DATA FOR PROCESSING.
»»

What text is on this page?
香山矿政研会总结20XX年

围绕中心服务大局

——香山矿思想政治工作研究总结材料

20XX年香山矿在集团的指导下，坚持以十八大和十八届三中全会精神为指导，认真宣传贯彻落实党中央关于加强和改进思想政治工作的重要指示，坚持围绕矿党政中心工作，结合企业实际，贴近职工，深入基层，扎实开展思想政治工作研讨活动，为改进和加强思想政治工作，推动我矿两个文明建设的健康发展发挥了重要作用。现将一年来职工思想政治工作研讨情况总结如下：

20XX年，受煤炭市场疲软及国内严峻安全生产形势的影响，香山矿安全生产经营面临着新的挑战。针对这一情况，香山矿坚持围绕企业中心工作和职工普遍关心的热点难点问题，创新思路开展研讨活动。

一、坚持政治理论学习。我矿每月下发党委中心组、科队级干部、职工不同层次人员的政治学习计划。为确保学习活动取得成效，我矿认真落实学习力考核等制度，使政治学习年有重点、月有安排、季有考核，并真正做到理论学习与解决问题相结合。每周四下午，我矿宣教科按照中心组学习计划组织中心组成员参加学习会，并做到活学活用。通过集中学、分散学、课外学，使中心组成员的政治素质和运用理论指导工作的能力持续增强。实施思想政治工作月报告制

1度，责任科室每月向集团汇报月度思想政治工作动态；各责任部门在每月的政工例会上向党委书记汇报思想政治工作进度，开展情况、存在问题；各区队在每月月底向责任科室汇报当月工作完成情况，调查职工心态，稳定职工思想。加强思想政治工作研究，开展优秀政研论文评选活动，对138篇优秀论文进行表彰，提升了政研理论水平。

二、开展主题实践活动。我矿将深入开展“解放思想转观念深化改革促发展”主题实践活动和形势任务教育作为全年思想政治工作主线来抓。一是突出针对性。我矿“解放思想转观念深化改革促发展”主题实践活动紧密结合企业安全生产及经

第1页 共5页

««

Restate all of the entries above precisely.

What text is on this page?
香山矿政研会总结20XX年

围绕中心服务大局

——香山矿思想政治工作研究总结材料

20XX年香山矿在集团的指导下，坚持以十八大和十八届三中全会精神为指导，认真宣传贯彻落实党中央关于加强和改进思想政治工作的重要指示，坚持围绕矿党政中心工作，结合企业实际，贴近职工，深入基层，扎实开展思想政治工作研讨活动，为改进和加强思想政治工作，推动我矿两个文明建设的健康发展发挥了重要作用。现将一年来职工思想政治工作研讨情况总结如下：

20XX年，受煤炭市场疲软及国内严峻安全生产形势的影响，香山矿安全生产经营面临着新的挑战。针对这一情况，香山矿坚持围绕企业中心工作和职工普遍关心的热点难点问题，创新思路开展研讨活动。

一、坚持政治理论学习。我矿每月下发党委中心组、科队级干部、职工不同层次人员的政治学习计划。为确保学习活动取得成效，我矿认真落实学习力考核等制度，使政治学习年有重点、月有安排、季有考核，并真正做到理论学习与解决问题相结合。每周四下午，我矿宣教科按照中心组学习计划组织中心组成员参加学习会，并做到活学活用。通过集中学、分散学、课外学，使中心组成员的政治素质和运用理论指导工作的能力持续增强。实施思想政治工作月报告制

1度，责任科室每月向集团汇报月度思想政治工作动态；各责任部门在每月的政工例会上向党委书记汇报思想政治工作进度，开展情况、存在问题；各区队在每月月底向责任科室汇报当月工作完成情况，调查职工心态，稳定职工思想。加强思想政治工作研究，开展优秀政研论文评选活动，对138篇优秀论文进行表彰，提升了政研理论水平。

二、开展主题实践活动。我矿将深入开展“解放思想转观念深化改革促发展”主题实践活动和形势任务教育作为全年思想政治工作主线来抓。一是突出针对性。我矿“解放思想转观念深化改革促发展”主题实践活动紧密结合企业安全生产及经

第1页 共5页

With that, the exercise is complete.